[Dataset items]
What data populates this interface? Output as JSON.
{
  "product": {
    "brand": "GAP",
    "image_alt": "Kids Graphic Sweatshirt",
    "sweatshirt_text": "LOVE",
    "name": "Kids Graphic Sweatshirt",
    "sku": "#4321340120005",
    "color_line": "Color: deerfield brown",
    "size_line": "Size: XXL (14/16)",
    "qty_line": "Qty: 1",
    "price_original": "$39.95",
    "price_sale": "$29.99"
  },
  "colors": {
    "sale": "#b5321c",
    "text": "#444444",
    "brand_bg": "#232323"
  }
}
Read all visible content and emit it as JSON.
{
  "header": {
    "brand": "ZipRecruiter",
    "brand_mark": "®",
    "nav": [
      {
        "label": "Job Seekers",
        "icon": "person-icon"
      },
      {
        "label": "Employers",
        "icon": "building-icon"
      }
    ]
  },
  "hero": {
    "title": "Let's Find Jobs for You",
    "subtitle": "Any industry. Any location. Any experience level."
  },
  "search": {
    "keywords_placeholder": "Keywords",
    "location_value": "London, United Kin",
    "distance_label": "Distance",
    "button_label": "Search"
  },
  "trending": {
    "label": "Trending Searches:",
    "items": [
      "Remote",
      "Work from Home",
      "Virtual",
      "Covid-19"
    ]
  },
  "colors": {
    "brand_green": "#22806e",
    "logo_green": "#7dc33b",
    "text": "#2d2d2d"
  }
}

Exercise:
Using the data above, reproduce every line exactly.

Result of the exercise:
What data populates this interface? Output as JSON.
{
  "product": {
    "brand": "GAP",
    "image_alt": "Kids Graphic Sweatshirt",
    "sweatshirt_text": "LOVE",
    "name": "Kids Graphic Sweatshirt",
    "sku": "#4321340120005",
    "color_line": "Color: deerfield brown",
    "size_line": "Size: XXL (14/16)",
    "qty_line": "Qty: 1",
    "price_original": "$39.95",
    "price_sale": "$29.99"
  },
  "colors": {
    "sale": "#b5321c",
    "text": "#444444",
    "brand_bg": "#232323"
  }
}
Read all visible content and emit it as JSON.
{
  "header": {
    "brand": "ZipRecruiter",
    "brand_mark": "®",
    "nav": [
      {
        "label": "Job Seekers",
        "icon": "person-icon"
      },
      {
        "label": "Employers",
        "icon": "building-icon"
      }
    ]
  },
  "hero": {
    "title": "Let's Find Jobs for You",
    "subtitle": "Any industry. Any location. Any experience level."
  },
  "search": {
    "keywords_placeholder": "Keywords",
    "location_value": "London, United Kin",
    "distance_label": "Distance",
    "button_label": "Search"
  },
  "trending": {
    "label": "Trending Searches:",
    "items": [
      "Remote",
      "Work from Home",
      "Virtual",
      "Covid-19"
    ]
  },
  "colors": {
    "brand_green": "#22806e",
    "logo_green": "#7dc33b",
    "text": "#2d2d2d"
  }
}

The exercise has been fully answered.